==== Data shown

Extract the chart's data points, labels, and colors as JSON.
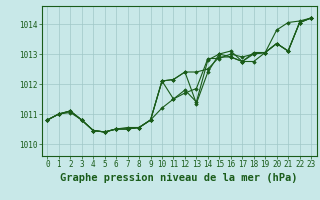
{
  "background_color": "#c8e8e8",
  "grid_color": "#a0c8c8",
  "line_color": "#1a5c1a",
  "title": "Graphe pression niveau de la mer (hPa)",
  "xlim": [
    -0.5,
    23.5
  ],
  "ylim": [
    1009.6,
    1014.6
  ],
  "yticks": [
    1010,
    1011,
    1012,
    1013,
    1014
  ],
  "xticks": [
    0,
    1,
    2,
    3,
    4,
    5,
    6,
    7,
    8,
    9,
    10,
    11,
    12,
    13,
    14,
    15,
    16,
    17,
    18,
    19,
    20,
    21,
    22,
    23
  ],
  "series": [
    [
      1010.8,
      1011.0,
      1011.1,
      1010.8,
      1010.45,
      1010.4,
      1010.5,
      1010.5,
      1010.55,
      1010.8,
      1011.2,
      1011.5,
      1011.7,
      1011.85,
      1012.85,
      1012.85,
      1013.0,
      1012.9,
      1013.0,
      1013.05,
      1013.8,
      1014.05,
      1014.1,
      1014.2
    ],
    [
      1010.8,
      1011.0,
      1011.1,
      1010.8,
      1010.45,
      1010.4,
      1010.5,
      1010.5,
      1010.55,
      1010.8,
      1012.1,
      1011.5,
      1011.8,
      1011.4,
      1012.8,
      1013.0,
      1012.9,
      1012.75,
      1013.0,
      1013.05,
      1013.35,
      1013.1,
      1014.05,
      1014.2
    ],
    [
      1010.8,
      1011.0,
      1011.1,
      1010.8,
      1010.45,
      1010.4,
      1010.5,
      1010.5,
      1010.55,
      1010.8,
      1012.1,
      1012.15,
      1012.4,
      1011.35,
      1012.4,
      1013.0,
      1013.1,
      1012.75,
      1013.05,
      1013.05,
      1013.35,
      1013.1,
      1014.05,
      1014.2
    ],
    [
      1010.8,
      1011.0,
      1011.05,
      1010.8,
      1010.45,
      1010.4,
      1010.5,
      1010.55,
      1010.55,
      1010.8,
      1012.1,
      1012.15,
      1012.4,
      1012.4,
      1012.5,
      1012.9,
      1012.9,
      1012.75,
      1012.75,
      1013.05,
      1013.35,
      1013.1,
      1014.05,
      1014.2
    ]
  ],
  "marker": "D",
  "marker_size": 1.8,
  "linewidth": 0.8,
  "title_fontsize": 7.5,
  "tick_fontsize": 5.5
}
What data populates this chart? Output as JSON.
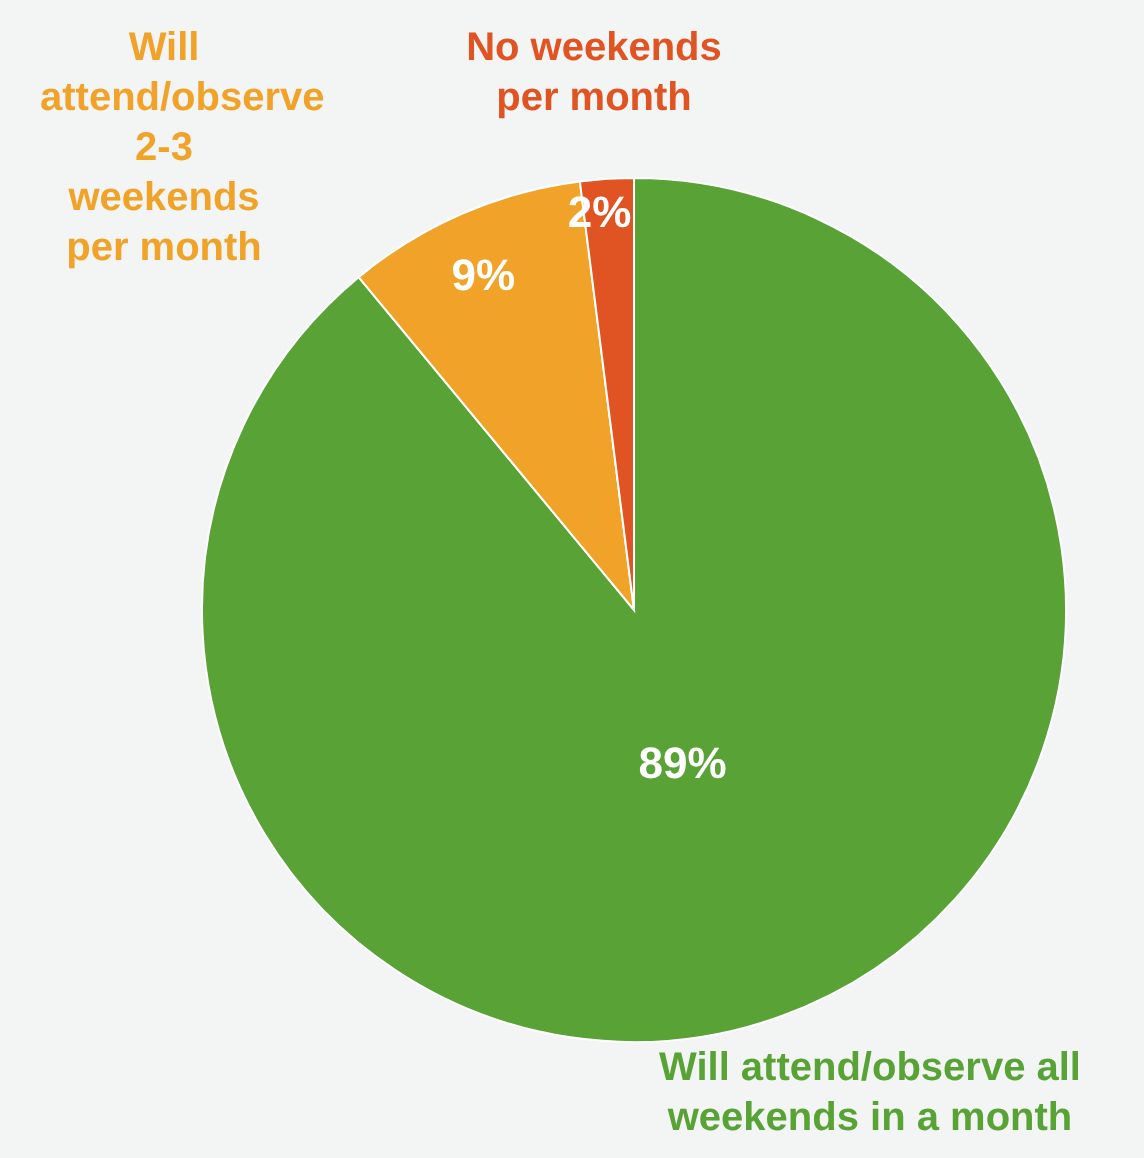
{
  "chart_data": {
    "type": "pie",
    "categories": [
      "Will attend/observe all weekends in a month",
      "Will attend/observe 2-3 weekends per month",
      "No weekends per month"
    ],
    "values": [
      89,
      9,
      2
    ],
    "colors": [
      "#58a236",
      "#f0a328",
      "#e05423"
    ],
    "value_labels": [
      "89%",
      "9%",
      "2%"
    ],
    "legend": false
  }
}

========

## Your task
Check each line of the records for "month" and copy the ones that contain it.

## Answer below
      "Will attend/observe all weekends in a month",
      "Will attend/observe 2-3 weekends per month",
      "No weekends per month"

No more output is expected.